==== The input

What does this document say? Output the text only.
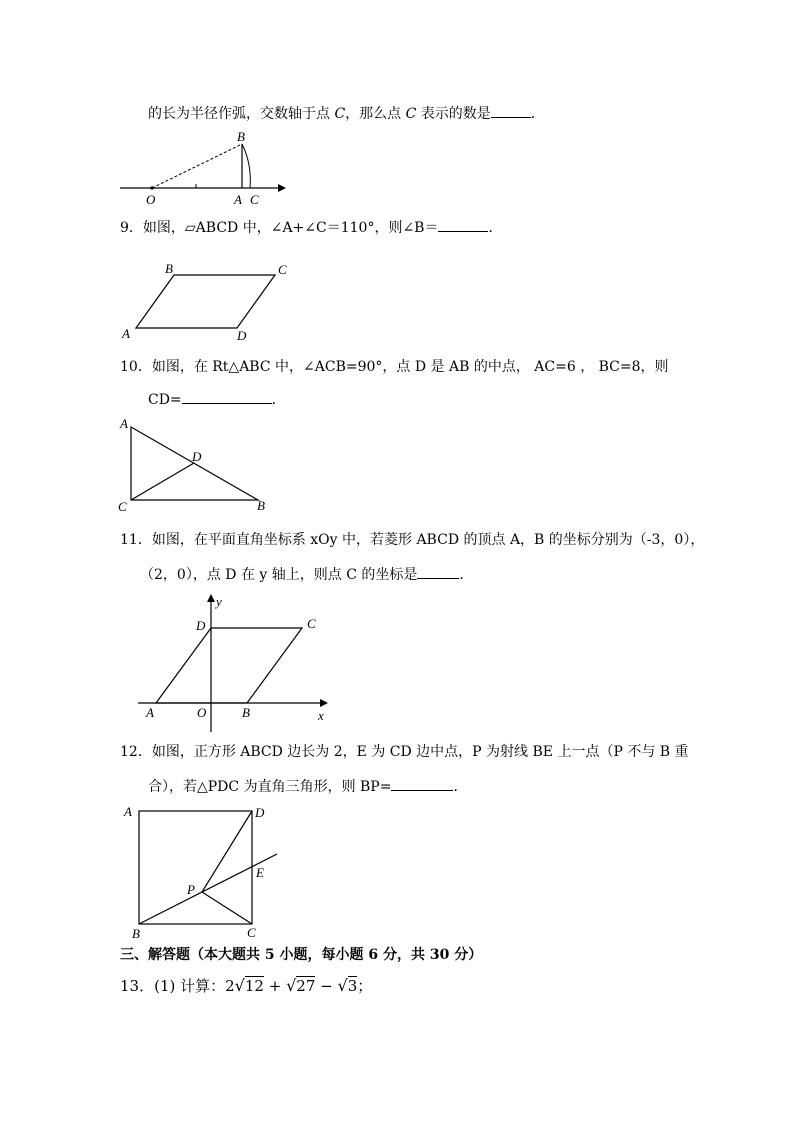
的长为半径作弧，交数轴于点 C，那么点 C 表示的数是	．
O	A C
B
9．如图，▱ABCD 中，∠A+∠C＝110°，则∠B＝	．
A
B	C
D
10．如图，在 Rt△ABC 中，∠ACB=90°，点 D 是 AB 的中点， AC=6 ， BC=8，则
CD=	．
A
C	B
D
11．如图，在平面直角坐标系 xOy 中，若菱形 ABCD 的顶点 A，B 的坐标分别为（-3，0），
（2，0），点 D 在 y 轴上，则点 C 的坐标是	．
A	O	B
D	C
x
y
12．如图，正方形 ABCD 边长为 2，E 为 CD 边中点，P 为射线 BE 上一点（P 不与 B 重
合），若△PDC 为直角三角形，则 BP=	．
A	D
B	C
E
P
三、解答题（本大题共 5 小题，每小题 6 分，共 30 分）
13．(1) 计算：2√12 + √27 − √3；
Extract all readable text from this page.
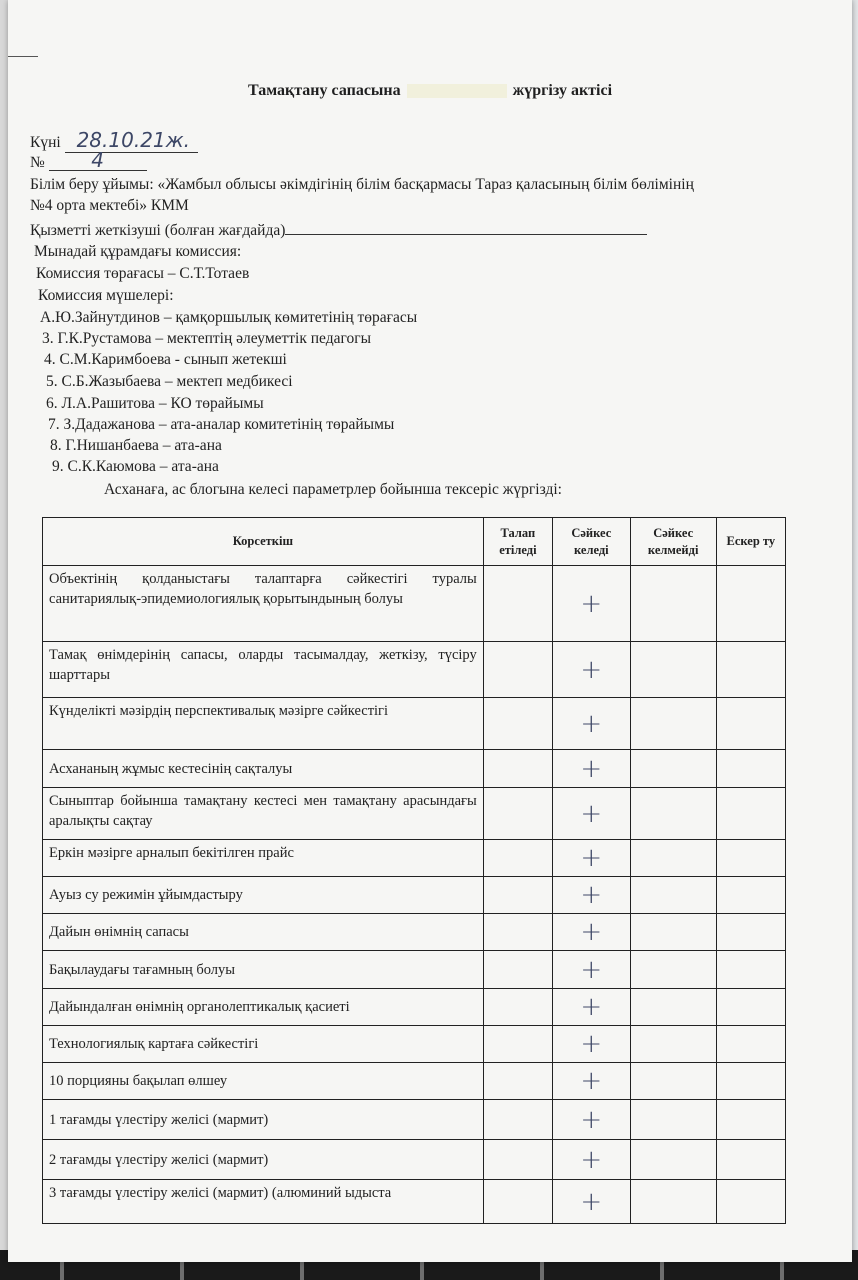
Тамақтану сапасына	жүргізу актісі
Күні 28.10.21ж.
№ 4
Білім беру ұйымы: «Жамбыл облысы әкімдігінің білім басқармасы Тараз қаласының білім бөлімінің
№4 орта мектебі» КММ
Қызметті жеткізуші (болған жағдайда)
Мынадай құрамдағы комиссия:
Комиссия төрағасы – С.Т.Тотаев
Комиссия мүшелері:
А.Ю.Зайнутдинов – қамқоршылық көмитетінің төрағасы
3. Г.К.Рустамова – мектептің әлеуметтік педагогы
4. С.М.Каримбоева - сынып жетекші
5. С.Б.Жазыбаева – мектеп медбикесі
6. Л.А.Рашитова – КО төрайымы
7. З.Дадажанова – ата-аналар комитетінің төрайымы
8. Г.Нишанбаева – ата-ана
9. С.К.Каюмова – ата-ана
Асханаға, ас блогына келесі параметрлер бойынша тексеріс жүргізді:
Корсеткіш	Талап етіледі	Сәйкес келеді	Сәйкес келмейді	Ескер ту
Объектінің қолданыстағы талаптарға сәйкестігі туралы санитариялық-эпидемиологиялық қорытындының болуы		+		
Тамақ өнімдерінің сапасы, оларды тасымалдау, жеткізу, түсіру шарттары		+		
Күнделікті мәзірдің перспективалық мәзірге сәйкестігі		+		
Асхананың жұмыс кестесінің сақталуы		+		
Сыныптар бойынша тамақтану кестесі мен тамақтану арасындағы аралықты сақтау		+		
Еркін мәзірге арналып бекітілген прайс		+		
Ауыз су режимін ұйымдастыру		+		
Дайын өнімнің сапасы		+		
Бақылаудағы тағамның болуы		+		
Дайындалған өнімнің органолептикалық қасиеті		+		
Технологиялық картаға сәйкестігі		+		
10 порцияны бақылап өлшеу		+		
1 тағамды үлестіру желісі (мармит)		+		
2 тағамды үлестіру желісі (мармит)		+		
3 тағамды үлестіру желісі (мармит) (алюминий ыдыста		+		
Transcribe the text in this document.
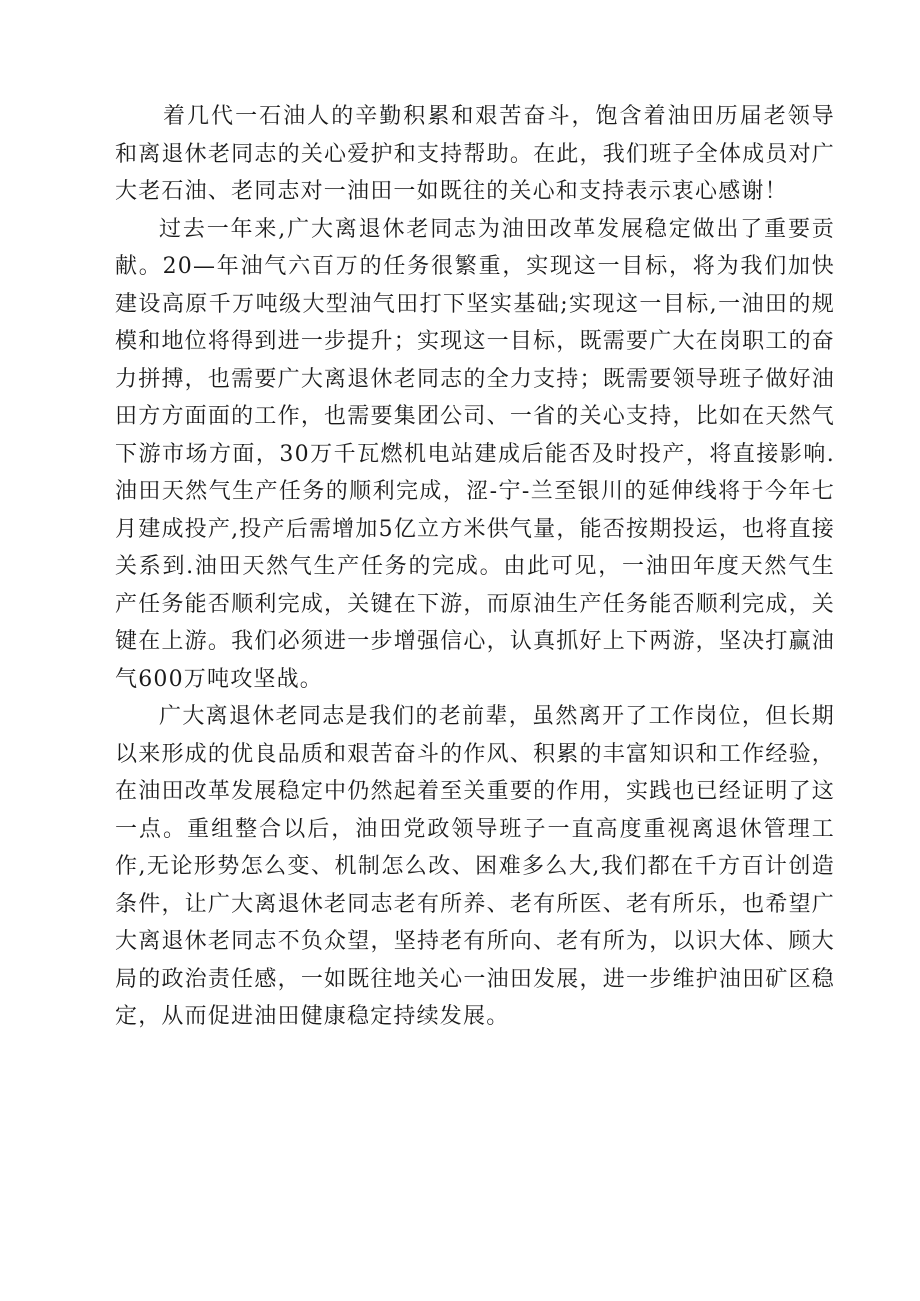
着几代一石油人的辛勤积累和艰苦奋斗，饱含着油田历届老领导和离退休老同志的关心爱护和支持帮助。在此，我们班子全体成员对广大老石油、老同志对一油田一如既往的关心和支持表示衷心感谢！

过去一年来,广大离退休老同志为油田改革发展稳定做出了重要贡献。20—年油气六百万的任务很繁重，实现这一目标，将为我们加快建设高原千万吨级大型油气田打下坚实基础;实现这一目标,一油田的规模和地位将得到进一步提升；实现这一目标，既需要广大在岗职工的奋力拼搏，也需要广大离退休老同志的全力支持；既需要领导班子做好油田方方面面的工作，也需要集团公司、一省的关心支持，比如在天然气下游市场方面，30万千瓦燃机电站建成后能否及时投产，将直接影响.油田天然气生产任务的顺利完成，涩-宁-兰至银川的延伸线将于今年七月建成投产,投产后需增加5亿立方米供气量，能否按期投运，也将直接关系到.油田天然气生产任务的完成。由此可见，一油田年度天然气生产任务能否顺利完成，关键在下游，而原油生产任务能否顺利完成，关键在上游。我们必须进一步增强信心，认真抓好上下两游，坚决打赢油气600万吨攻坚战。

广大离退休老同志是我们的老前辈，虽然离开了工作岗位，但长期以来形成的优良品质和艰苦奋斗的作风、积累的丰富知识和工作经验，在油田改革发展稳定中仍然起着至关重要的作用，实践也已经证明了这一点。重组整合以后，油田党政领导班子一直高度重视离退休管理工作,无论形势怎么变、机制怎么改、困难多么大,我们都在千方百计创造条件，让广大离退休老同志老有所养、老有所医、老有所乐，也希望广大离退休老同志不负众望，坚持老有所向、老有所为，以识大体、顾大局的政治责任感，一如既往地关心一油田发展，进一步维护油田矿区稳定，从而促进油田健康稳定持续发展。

========

What you will do: Find the lines above that contain the word "text" and collect them.

Output of the task:
What does this document say? Output the text only.
Extract all readable text from this page.
Transcribe the text in this document.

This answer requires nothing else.